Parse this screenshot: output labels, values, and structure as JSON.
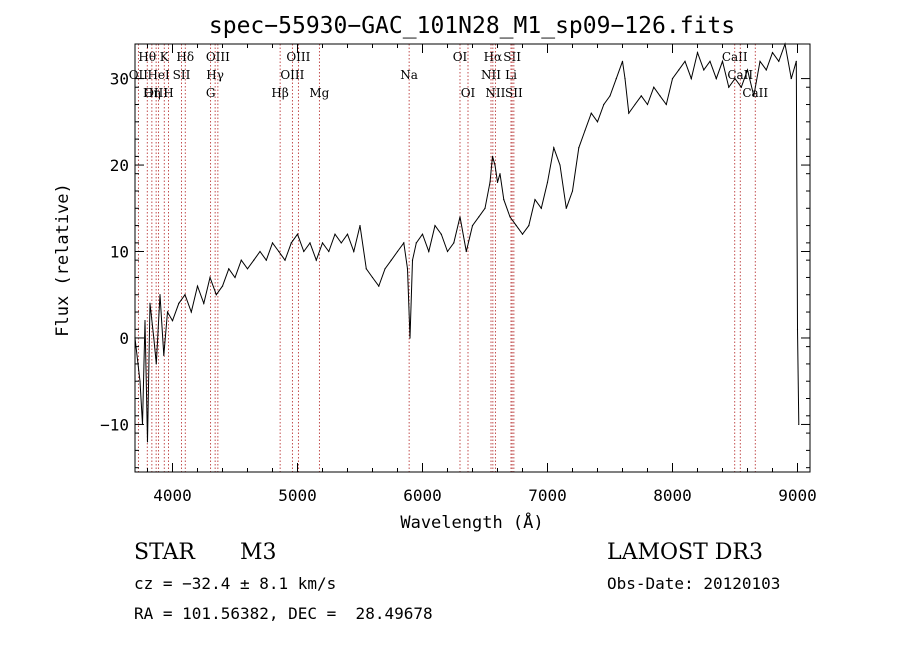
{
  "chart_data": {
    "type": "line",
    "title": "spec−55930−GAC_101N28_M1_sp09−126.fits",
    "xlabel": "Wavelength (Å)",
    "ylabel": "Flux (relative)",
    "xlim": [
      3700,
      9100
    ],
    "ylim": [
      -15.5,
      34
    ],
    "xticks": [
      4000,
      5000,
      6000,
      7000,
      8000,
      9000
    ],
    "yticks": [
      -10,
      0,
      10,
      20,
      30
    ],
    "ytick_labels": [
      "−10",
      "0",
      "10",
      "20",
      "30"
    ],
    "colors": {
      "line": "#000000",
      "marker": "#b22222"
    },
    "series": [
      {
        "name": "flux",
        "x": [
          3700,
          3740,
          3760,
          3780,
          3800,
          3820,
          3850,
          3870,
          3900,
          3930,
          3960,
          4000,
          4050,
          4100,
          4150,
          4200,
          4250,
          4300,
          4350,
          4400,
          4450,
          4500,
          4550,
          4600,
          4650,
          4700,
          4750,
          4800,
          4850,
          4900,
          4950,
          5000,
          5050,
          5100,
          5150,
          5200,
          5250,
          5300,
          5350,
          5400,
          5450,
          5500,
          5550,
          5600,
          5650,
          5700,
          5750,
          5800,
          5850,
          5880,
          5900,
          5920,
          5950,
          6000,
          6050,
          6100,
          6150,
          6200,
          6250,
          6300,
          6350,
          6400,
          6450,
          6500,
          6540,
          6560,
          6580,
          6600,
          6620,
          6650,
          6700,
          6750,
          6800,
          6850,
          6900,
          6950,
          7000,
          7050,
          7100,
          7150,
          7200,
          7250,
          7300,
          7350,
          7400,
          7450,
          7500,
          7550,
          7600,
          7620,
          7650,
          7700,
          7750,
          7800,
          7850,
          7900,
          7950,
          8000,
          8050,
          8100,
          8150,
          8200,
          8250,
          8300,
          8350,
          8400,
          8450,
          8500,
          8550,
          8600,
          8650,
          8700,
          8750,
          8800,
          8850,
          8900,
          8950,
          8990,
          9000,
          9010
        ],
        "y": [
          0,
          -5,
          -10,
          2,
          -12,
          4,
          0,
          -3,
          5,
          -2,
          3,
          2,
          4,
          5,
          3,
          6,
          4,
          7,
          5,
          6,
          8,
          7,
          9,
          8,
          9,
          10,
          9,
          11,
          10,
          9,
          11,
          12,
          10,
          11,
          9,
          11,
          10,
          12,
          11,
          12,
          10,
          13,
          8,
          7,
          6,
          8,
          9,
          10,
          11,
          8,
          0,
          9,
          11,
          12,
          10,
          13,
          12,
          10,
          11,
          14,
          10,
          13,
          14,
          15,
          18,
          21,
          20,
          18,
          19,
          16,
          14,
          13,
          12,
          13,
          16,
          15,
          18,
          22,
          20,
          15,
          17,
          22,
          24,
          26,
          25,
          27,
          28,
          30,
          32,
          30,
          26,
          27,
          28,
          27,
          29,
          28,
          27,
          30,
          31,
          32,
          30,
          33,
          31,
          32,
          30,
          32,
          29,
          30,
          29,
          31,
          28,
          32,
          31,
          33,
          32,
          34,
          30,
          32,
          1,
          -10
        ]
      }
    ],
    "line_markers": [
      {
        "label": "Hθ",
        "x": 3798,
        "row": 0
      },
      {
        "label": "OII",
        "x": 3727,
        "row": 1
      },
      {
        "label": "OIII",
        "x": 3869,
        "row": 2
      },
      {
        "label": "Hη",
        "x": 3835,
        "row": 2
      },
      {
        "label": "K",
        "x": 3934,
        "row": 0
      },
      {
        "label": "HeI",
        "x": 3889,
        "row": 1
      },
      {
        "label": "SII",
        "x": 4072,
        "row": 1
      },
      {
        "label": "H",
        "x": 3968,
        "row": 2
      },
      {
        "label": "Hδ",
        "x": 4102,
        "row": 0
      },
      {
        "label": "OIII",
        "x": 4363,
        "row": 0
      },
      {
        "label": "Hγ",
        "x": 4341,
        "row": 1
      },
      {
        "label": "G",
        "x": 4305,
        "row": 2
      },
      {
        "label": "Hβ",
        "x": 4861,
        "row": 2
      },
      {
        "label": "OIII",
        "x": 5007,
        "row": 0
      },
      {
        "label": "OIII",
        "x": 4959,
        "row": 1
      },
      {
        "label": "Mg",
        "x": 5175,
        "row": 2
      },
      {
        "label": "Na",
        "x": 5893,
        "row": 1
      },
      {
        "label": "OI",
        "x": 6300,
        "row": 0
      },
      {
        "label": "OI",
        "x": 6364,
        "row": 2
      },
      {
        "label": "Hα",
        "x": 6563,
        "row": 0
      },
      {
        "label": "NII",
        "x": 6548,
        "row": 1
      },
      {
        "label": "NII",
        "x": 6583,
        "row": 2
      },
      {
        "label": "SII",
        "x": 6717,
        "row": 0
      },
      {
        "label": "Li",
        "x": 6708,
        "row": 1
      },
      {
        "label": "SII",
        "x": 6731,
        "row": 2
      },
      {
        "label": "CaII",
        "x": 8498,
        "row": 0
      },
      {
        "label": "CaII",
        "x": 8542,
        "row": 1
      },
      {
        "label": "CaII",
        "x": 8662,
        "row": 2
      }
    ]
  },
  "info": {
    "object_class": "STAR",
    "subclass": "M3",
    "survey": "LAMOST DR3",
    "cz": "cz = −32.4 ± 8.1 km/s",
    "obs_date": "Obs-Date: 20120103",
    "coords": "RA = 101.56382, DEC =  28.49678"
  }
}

## What the task asks
Set down every record once more, word for word, without pictures.

## Solution
Parse this screenshot: output labels, values, and structure as JSON.
{
  "chart_data": {
    "type": "line",
    "title": "spec−55930−GAC_101N28_M1_sp09−126.fits",
    "xlabel": "Wavelength (Å)",
    "ylabel": "Flux (relative)",
    "xlim": [
      3700,
      9100
    ],
    "ylim": [
      -15.5,
      34
    ],
    "xticks": [
      4000,
      5000,
      6000,
      7000,
      8000,
      9000
    ],
    "yticks": [
      -10,
      0,
      10,
      20,
      30
    ],
    "ytick_labels": [
      "−10",
      "0",
      "10",
      "20",
      "30"
    ],
    "colors": {
      "line": "#000000",
      "marker": "#b22222"
    },
    "series": [
      {
        "name": "flux",
        "x": [
          3700,
          3740,
          3760,
          3780,
          3800,
          3820,
          3850,
          3870,
          3900,
          3930,
          3960,
          4000,
          4050,
          4100,
          4150,
          4200,
          4250,
          4300,
          4350,
          4400,
          4450,
          4500,
          4550,
          4600,
          4650,
          4700,
          4750,
          4800,
          4850,
          4900,
          4950,
          5000,
          5050,
          5100,
          5150,
          5200,
          5250,
          5300,
          5350,
          5400,
          5450,
          5500,
          5550,
          5600,
          5650,
          5700,
          5750,
          5800,
          5850,
          5880,
          5900,
          5920,
          5950,
          6000,
          6050,
          6100,
          6150,
          6200,
          6250,
          6300,
          6350,
          6400,
          6450,
          6500,
          6540,
          6560,
          6580,
          6600,
          6620,
          6650,
          6700,
          6750,
          6800,
          6850,
          6900,
          6950,
          7000,
          7050,
          7100,
          7150,
          7200,
          7250,
          7300,
          7350,
          7400,
          7450,
          7500,
          7550,
          7600,
          7620,
          7650,
          7700,
          7750,
          7800,
          7850,
          7900,
          7950,
          8000,
          8050,
          8100,
          8150,
          8200,
          8250,
          8300,
          8350,
          8400,
          8450,
          8500,
          8550,
          8600,
          8650,
          8700,
          8750,
          8800,
          8850,
          8900,
          8950,
          8990,
          9000,
          9010
        ],
        "y": [
          0,
          -5,
          -10,
          2,
          -12,
          4,
          0,
          -3,
          5,
          -2,
          3,
          2,
          4,
          5,
          3,
          6,
          4,
          7,
          5,
          6,
          8,
          7,
          9,
          8,
          9,
          10,
          9,
          11,
          10,
          9,
          11,
          12,
          10,
          11,
          9,
          11,
          10,
          12,
          11,
          12,
          10,
          13,
          8,
          7,
          6,
          8,
          9,
          10,
          11,
          8,
          0,
          9,
          11,
          12,
          10,
          13,
          12,
          10,
          11,
          14,
          10,
          13,
          14,
          15,
          18,
          21,
          20,
          18,
          19,
          16,
          14,
          13,
          12,
          13,
          16,
          15,
          18,
          22,
          20,
          15,
          17,
          22,
          24,
          26,
          25,
          27,
          28,
          30,
          32,
          30,
          26,
          27,
          28,
          27,
          29,
          28,
          27,
          30,
          31,
          32,
          30,
          33,
          31,
          32,
          30,
          32,
          29,
          30,
          29,
          31,
          28,
          32,
          31,
          33,
          32,
          34,
          30,
          32,
          1,
          -10
        ]
      }
    ],
    "line_markers": [
      {
        "label": "Hθ",
        "x": 3798,
        "row": 0
      },
      {
        "label": "OII",
        "x": 3727,
        "row": 1
      },
      {
        "label": "OIII",
        "x": 3869,
        "row": 2
      },
      {
        "label": "Hη",
        "x": 3835,
        "row": 2
      },
      {
        "label": "K",
        "x": 3934,
        "row": 0
      },
      {
        "label": "HeI",
        "x": 3889,
        "row": 1
      },
      {
        "label": "SII",
        "x": 4072,
        "row": 1
      },
      {
        "label": "H",
        "x": 3968,
        "row": 2
      },
      {
        "label": "Hδ",
        "x": 4102,
        "row": 0
      },
      {
        "label": "OIII",
        "x": 4363,
        "row": 0
      },
      {
        "label": "Hγ",
        "x": 4341,
        "row": 1
      },
      {
        "label": "G",
        "x": 4305,
        "row": 2
      },
      {
        "label": "Hβ",
        "x": 4861,
        "row": 2
      },
      {
        "label": "OIII",
        "x": 5007,
        "row": 0
      },
      {
        "label": "OIII",
        "x": 4959,
        "row": 1
      },
      {
        "label": "Mg",
        "x": 5175,
        "row": 2
      },
      {
        "label": "Na",
        "x": 5893,
        "row": 1
      },
      {
        "label": "OI",
        "x": 6300,
        "row": 0
      },
      {
        "label": "OI",
        "x": 6364,
        "row": 2
      },
      {
        "label": "Hα",
        "x": 6563,
        "row": 0
      },
      {
        "label": "NII",
        "x": 6548,
        "row": 1
      },
      {
        "label": "NII",
        "x": 6583,
        "row": 2
      },
      {
        "label": "SII",
        "x": 6717,
        "row": 0
      },
      {
        "label": "Li",
        "x": 6708,
        "row": 1
      },
      {
        "label": "SII",
        "x": 6731,
        "row": 2
      },
      {
        "label": "CaII",
        "x": 8498,
        "row": 0
      },
      {
        "label": "CaII",
        "x": 8542,
        "row": 1
      },
      {
        "label": "CaII",
        "x": 8662,
        "row": 2
      }
    ]
  },
  "info": {
    "object_class": "STAR",
    "subclass": "M3",
    "survey": "LAMOST DR3",
    "cz": "cz = −32.4 ± 8.1 km/s",
    "obs_date": "Obs-Date: 20120103",
    "coords": "RA = 101.56382, DEC =  28.49678"
  }
}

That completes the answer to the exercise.